— TASK REQUIREMENTS —
Can you output the records below exactly as they are written?
--------------------
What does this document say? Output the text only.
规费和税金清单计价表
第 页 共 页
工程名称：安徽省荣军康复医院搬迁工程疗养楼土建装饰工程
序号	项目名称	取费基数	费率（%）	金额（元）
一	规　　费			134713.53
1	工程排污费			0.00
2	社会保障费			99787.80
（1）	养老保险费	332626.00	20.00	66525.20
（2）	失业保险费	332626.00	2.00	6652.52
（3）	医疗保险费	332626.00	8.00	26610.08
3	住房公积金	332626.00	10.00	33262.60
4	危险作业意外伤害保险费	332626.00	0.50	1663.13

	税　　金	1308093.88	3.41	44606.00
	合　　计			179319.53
--------------------
— ANSWER IN FULL —
What does this document say? Output the text only.
规费和税金清单计价表
第 页 共 页
工程名称：安徽省荣军康复医院搬迁工程疗养楼土建装饰工程
序号	项目名称	取费基数	费率（%）	金额（元）
一	规　　费			134713.53
1	工程排污费			0.00
2	社会保障费			99787.80
（1）	养老保险费	332626.00	20.00	66525.20
（2）	失业保险费	332626.00	2.00	6652.52
（3）	医疗保险费	332626.00	8.00	26610.08
3	住房公积金	332626.00	10.00	33262.60
4	危险作业意外伤害保险费	332626.00	0.50	1663.13

	税　　金	1308093.88	3.41	44606.00
	合　　计			179319.53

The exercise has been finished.